Direction –
Scan the entries below for the word "地到景区". Copy each line that has it.

Stored records –

>> begin

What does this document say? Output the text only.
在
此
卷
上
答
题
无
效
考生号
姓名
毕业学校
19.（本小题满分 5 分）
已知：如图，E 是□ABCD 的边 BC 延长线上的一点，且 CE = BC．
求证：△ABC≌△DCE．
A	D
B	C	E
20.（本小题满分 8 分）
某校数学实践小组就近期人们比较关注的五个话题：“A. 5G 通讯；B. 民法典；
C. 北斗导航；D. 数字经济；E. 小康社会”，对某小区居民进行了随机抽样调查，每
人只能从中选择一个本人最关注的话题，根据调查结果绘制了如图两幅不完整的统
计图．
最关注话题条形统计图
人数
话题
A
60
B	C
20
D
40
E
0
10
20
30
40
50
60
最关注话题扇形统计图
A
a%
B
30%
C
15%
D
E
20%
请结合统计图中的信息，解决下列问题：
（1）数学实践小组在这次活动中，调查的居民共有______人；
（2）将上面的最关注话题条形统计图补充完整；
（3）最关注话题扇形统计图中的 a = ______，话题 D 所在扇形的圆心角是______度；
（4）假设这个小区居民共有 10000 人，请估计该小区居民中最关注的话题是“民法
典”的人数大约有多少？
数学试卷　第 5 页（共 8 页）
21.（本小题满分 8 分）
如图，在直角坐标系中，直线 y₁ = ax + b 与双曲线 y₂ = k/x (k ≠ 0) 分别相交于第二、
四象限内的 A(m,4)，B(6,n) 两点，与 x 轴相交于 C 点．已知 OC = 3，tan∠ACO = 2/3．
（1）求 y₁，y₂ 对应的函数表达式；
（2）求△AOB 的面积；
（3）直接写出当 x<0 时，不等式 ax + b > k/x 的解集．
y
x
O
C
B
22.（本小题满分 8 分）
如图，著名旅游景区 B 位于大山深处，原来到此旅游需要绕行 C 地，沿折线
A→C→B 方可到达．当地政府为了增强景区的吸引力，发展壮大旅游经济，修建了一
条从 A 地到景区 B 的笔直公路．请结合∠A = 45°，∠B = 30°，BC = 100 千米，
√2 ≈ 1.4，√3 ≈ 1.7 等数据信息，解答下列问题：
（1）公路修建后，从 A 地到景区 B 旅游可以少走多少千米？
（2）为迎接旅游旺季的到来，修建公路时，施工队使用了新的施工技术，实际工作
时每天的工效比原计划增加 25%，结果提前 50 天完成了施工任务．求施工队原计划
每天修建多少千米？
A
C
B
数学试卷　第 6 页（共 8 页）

>> end

In response –
条从 A 地到景区 B 的笔直公路．请结合∠A = 45°，∠B = 30°，BC = 100 千米，
（1）公路修建后，从 A 地到景区 B 旅游可以少走多少千米？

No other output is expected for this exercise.